**Material provided**
· · · · ·

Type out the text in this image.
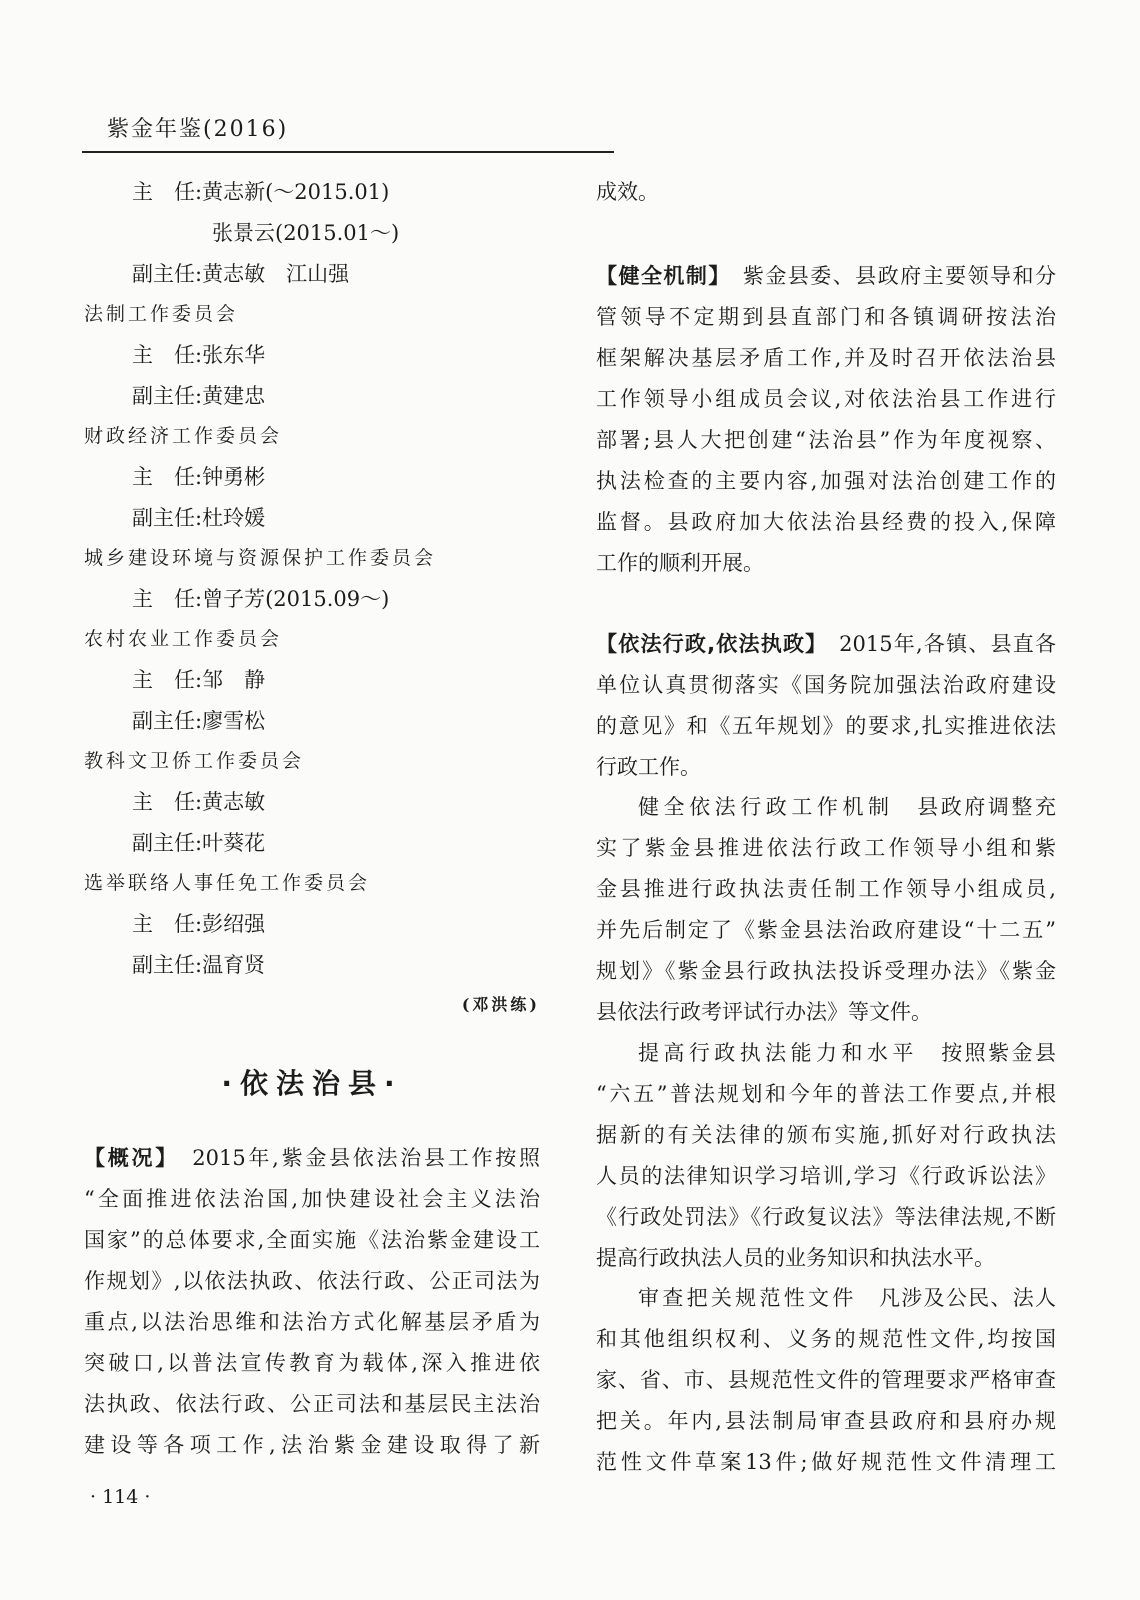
紫金年鉴(2016)
主　任:黄志新(～2015.01)
张景云(2015.01～)
副主任:黄志敏　江山强
法制工作委员会
主　任:张东华
副主任:黄建忠
财政经济工作委员会
主　任:钟勇彬
副主任:杜玲媛
城乡建设环境与资源保护工作委员会
主　任:曾子芳(2015.09～)
农村农业工作委员会
主　任:邹　静
副主任:廖雪松
教科文卫侨工作委员会
主　任:黄志敏
副主任:叶葵花
选举联络人事任免工作委员会
主　任:彭绍强
副主任:温育贤
(邓洪练)
·依法治县·
【概况】　 2015年,紫金县依法治县工作按照
“全面推进依法治国,加快建设社会主义法治
国家”的总体要求,全面实施《法治紫金建设工
作规划》,以依法执政、依法行政、公正司法为
重点,以法治思维和法治方式化解基层矛盾为
突破口,以普法宣传教育为载体,深入推进依
法执政、依法行政、公正司法和基层民主法治
建设等各项工作,法治紫金建设取得了新
成效。
【健全机制】　 紫金县委、县政府主要领导和分
管领导不定期到县直部门和各镇调研按法治
框架解决基层矛盾工作,并及时召开依法治县
工作领导小组成员会议,对依法治县工作进行
部署;县人大把创建“法治县”作为年度视察、
执法检查的主要内容,加强对法治创建工作的
监督。县政府加大依法治县经费的投入,保障
工作的顺利开展。
【依法行政,依法执政】　 2015年,各镇、县直各
单位认真贯彻落实《国务院加强法治政府建设
的意见》和《五年规划》的要求,扎实推进依法
行政工作。
健全依法行政工作机制　 县政府调整充
实了紫金县推进依法行政工作领导小组和紫
金县推进行政执法责任制工作领导小组成员,
并先后制定了《紫金县法治政府建设“十二五”
规划》《紫金县行政执法投诉受理办法》《紫金
县依法行政考评试行办法》等文件。
提高行政执法能力和水平　 按照紫金县
“六五”普法规划和今年的普法工作要点,并根
据新的有关法律的颁布实施,抓好对行政执法
人员的法律知识学习培训,学习《行政诉讼法》
《行政处罚法》《行政复议法》等法律法规,不断
提高行政执法人员的业务知识和执法水平。
审查把关规范性文件　 凡涉及公民、法人
和其他组织权利、义务的规范性文件,均按国
家、省、市、县规范性文件的管理要求严格审查
把关。年内,县法制局审查县政府和县府办规
范性文件草案13件;做好规范性文件清理工
· 114 ·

· · · · ·

**Written instruction**
From the listing above, print every entry precisely and drop the pictures.

**Answer to this task**
Type out the text in this image.
紫金年鉴(2016)
主　任:黄志新(～2015.01)
张景云(2015.01～)
副主任:黄志敏　江山强
法制工作委员会
主　任:张东华
副主任:黄建忠
财政经济工作委员会
主　任:钟勇彬
副主任:杜玲媛
城乡建设环境与资源保护工作委员会
主　任:曾子芳(2015.09～)
农村农业工作委员会
主　任:邹　静
副主任:廖雪松
教科文卫侨工作委员会
主　任:黄志敏
副主任:叶葵花
选举联络人事任免工作委员会
主　任:彭绍强
副主任:温育贤
(邓洪练)
·依法治县·
【概况】　 2015年,紫金县依法治县工作按照
“全面推进依法治国,加快建设社会主义法治
国家”的总体要求,全面实施《法治紫金建设工
作规划》,以依法执政、依法行政、公正司法为
重点,以法治思维和法治方式化解基层矛盾为
突破口,以普法宣传教育为载体,深入推进依
法执政、依法行政、公正司法和基层民主法治
建设等各项工作,法治紫金建设取得了新
成效。
【健全机制】　 紫金县委、县政府主要领导和分
管领导不定期到县直部门和各镇调研按法治
框架解决基层矛盾工作,并及时召开依法治县
工作领导小组成员会议,对依法治县工作进行
部署;县人大把创建“法治县”作为年度视察、
执法检查的主要内容,加强对法治创建工作的
监督。县政府加大依法治县经费的投入,保障
工作的顺利开展。
【依法行政,依法执政】　 2015年,各镇、县直各
单位认真贯彻落实《国务院加强法治政府建设
的意见》和《五年规划》的要求,扎实推进依法
行政工作。
健全依法行政工作机制　 县政府调整充
实了紫金县推进依法行政工作领导小组和紫
金县推进行政执法责任制工作领导小组成员,
并先后制定了《紫金县法治政府建设“十二五”
规划》《紫金县行政执法投诉受理办法》《紫金
县依法行政考评试行办法》等文件。
提高行政执法能力和水平　 按照紫金县
“六五”普法规划和今年的普法工作要点,并根
据新的有关法律的颁布实施,抓好对行政执法
人员的法律知识学习培训,学习《行政诉讼法》
《行政处罚法》《行政复议法》等法律法规,不断
提高行政执法人员的业务知识和执法水平。
审查把关规范性文件　 凡涉及公民、法人
和其他组织权利、义务的规范性文件,均按国
家、省、市、县规范性文件的管理要求严格审查
把关。年内,县法制局审查县政府和县府办规
范性文件草案13件;做好规范性文件清理工
· 114 ·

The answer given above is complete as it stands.